The problem: Find every line with the word "dropdown" and give their count, nothing else.

## START Items

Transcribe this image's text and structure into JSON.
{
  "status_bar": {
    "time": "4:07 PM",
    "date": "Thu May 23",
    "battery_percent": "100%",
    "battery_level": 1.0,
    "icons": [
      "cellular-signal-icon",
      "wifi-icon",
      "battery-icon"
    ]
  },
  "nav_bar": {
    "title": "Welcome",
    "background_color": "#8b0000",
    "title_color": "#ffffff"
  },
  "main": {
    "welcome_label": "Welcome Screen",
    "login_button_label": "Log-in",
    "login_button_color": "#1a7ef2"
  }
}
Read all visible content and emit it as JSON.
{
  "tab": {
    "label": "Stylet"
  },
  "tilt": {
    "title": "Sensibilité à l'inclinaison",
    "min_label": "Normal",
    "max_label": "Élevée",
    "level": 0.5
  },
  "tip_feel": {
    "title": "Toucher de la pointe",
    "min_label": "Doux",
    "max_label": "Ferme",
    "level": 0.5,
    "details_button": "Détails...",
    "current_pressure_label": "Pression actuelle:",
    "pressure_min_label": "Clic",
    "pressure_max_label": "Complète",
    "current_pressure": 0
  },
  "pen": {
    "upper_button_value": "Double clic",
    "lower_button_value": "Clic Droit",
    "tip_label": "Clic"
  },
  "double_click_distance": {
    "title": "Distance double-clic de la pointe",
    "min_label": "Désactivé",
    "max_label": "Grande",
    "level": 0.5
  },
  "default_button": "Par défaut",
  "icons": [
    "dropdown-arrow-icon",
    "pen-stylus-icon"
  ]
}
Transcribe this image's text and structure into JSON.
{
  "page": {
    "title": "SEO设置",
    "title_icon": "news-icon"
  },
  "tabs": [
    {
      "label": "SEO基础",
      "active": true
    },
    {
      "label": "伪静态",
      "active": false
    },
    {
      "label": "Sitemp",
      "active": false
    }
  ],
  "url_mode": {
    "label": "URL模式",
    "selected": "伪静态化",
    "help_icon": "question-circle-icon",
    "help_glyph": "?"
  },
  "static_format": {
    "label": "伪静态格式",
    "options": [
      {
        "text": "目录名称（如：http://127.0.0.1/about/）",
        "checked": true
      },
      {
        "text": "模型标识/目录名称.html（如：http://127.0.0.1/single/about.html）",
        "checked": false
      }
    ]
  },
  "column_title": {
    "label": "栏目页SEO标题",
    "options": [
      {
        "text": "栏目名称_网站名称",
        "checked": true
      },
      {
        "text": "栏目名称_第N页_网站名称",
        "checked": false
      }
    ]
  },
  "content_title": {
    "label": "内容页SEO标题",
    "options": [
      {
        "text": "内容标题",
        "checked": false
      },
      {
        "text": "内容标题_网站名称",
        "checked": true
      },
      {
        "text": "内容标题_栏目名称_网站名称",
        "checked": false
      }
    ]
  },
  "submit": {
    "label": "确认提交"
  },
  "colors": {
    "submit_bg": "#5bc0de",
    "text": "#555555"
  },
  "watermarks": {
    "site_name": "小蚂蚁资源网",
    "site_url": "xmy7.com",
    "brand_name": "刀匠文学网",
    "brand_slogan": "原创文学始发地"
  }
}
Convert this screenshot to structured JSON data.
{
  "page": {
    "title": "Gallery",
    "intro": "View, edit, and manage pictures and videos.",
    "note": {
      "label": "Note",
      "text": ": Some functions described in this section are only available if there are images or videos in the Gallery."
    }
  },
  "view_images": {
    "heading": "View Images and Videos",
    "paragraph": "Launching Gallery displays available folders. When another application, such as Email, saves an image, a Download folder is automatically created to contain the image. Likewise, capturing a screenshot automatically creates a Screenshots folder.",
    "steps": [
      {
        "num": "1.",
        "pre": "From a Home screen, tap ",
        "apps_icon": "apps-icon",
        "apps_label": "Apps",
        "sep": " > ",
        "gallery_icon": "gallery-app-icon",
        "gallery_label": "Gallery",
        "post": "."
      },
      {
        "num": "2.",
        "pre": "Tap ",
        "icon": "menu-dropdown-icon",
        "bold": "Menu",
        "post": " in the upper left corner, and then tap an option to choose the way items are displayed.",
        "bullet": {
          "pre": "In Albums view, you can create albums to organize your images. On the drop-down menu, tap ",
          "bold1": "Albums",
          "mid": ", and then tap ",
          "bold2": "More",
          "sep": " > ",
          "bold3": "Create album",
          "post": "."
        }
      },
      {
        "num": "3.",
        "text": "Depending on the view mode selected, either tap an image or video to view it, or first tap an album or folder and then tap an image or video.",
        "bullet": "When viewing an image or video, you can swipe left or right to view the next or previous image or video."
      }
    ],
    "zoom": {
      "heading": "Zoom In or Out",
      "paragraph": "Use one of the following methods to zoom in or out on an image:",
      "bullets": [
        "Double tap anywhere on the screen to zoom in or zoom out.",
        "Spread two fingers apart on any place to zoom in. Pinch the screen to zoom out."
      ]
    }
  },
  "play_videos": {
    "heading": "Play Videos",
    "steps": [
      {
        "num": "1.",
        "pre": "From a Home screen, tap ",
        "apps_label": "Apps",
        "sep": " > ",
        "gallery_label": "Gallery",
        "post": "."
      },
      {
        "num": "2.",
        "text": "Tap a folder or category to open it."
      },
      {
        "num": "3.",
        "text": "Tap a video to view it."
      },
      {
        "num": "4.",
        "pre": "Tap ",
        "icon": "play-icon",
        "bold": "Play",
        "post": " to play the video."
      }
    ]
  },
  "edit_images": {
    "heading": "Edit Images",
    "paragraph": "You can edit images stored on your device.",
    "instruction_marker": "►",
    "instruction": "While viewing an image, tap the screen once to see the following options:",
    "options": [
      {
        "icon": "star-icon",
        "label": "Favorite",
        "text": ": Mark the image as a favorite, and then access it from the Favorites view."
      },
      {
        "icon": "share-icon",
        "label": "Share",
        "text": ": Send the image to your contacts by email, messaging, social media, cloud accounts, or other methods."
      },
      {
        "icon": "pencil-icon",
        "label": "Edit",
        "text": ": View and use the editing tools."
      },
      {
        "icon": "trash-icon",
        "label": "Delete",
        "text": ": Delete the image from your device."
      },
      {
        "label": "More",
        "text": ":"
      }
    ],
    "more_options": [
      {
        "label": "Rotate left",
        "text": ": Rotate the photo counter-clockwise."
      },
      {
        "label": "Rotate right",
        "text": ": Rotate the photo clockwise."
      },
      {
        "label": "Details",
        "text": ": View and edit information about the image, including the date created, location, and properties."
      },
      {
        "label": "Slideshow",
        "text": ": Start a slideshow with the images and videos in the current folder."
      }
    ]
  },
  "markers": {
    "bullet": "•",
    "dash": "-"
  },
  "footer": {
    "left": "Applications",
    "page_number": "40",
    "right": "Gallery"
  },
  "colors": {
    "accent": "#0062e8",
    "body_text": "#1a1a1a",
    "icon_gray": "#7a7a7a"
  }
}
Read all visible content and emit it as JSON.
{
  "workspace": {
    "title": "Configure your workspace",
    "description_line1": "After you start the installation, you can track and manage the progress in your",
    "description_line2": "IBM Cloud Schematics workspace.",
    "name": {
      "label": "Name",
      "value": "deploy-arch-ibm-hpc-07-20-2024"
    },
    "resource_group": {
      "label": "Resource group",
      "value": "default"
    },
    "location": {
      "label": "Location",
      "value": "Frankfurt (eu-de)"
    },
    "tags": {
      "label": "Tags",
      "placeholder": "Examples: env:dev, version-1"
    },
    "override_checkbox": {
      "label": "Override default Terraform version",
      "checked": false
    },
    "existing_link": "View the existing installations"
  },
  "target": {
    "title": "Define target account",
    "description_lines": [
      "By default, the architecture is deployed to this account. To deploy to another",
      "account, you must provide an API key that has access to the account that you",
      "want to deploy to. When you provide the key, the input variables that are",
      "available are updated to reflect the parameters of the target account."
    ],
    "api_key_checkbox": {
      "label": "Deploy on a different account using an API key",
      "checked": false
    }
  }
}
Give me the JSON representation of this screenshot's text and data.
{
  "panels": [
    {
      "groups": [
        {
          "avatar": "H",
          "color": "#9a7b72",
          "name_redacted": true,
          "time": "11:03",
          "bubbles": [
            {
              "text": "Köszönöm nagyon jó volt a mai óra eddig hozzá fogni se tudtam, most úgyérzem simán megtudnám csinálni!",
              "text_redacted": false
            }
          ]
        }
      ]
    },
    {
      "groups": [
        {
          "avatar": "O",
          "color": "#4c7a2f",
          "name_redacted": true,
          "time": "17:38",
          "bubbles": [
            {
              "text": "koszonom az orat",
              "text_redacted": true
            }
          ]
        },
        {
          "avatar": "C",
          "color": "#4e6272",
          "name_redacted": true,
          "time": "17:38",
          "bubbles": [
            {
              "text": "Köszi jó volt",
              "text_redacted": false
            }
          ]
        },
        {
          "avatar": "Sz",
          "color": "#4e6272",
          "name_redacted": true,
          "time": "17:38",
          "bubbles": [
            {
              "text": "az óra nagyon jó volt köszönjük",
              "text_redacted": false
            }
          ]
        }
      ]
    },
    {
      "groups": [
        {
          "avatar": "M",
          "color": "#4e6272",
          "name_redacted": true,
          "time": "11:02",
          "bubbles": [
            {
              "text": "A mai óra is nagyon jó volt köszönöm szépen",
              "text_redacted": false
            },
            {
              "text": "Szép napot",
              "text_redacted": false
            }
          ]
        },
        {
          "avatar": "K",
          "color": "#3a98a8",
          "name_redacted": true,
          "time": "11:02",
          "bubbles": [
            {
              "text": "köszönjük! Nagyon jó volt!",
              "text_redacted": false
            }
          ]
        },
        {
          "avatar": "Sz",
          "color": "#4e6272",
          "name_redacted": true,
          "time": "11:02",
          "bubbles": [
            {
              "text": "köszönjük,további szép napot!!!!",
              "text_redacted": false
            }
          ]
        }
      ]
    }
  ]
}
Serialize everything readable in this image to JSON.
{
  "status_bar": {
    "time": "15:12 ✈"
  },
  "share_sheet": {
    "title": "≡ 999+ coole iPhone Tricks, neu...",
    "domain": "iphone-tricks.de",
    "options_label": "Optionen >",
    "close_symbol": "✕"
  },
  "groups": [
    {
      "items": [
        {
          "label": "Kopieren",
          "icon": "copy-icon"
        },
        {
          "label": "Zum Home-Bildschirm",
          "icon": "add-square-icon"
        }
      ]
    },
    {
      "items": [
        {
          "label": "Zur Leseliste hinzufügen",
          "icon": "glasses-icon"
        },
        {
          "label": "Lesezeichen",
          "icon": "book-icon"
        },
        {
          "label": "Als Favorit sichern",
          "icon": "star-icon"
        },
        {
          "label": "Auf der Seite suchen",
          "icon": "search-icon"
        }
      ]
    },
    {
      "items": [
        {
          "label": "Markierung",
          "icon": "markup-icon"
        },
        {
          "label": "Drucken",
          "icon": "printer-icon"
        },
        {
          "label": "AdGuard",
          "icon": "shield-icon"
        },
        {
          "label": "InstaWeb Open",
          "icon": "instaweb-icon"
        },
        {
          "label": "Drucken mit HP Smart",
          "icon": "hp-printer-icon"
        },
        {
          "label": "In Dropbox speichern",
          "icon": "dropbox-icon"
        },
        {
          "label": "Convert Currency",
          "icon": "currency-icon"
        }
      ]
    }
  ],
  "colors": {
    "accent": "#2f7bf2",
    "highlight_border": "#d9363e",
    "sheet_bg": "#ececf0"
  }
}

## END Items

Correct output: 2